====== Text segment ======

McLaren’s woeful season on track is in the process of imploding off track as well with a new report suggesting there is an angry mood, coupled to growing dissent among the rank and file of the beleaguered team.
Steeped in history and success, McLaren are enduring the worst spell in their history and the relentless lack of success appears to be impacting the workforce who according to the Daly Mail are close to going on strike.
Disgruntled McLaren workers, disgruntled with the plight of their team, contacted Sportsmail directly to describe the state of affairs: “McLaren’s staff are considering strike action after being rewarded for their hard work with a chocolate bar each.”
“Irate workers have contacted Sportsmail to complain about the atmosphere within the struggling team, describing it as toxic and their bosses as clueless.”
The report quotes an anonymous McLaren staffer saying, “We have been working all hours of the day, sweating blood, and they give us 25p Freddo bars.”
“That shows how clueless they are. They told us at the post-Canadian Grand Prix debrief that they knew what was wrong with the car but not how to fix it. They ask us when they are on six-figure salaries.”
“We call four of the management the ‘Untouchables’. There is Eric Boullier, racing director, Matt Morris, chief engineer, Simon Roberts, chief operating officer, and David Probyn, operations director.”
“Some of them just walk about chatting. We have no respect for them. People are beginning to boycott the debriefs because they are a joke. The atmosphere is toxic. We would like to go on strike but people fear for their jobs,” added the staff source.”

======

_Assigned task 1:_ Name each member of management whom the staff in the McLaren article call the "Untouchables," along with that person's job title.
_Assigned task 2:_
Answer these questions from the McLaren article:
(a) What were the staff given as a reward for their hard work?
(b) At which debrief were staff told that management knew what was wrong with the car but not how to fix it?
(c) According to the staff source, what keeps the workers from going on strike?
_Assigned task 3:_ Pick up the McLaren article after its last sentence and continue it.

====== Provided material ======

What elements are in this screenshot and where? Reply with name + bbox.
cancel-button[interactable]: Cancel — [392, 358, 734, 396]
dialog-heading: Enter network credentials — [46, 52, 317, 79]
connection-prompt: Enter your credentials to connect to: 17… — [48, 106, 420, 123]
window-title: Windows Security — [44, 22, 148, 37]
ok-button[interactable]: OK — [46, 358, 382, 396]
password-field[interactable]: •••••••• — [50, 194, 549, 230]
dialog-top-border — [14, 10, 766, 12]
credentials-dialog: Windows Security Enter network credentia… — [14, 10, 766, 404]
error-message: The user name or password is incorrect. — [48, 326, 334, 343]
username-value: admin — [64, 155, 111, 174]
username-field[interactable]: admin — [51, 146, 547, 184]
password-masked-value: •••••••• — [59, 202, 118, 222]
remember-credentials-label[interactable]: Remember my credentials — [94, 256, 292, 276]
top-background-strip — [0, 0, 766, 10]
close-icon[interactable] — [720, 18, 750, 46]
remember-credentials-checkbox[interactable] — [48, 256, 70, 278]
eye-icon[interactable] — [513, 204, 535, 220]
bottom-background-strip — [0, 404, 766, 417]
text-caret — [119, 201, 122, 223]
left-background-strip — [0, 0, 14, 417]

======

_Output 1:_
Eric Boullier, racing director
Matt Morris, chief engineer
Simon Roberts, chief operating officer
David Probyn, operations director

_Output 2:_
(a) A chocolate bar each, which the staffer describes as 25p Freddo bars.
(b) The post-Canadian Grand Prix debrief.
(c) People fear for their jobs.

_Output 3:_
The report adds: “The anonymous source claimed executives even appealed to staff to build prototypes out of wood if they had any ideas how to improve their sub-standard car.”
McLaren, whose last of 182 grand prix victories came five years ago at the 2012 Brazilian Grand Prix, insist, “McLaren has one of the most loyal and long-serving staff in the entire motorsport industry.
As for the chocolaty bars, “Our team leaders are free to reward their staff with spontaneous, thoughtful and fun gifts whenever they feel that a job or task is worthy of extra recognition and reward. This was just such an example, alongside so many others that happen on a daily basis.”
The latest revelation by team insiders is the second report regarding the mood on the ‘garage floor’ at Woking, last week former team principal Martin Whitmarsh blew the whistle on what appears to be growing discontent permeating through the pristine MTC edifice.
For now, McLaren are officially denying that there is ‘talk of a revolution’ at the team, however, team chiefs have yet to put their name to a comment on the matter.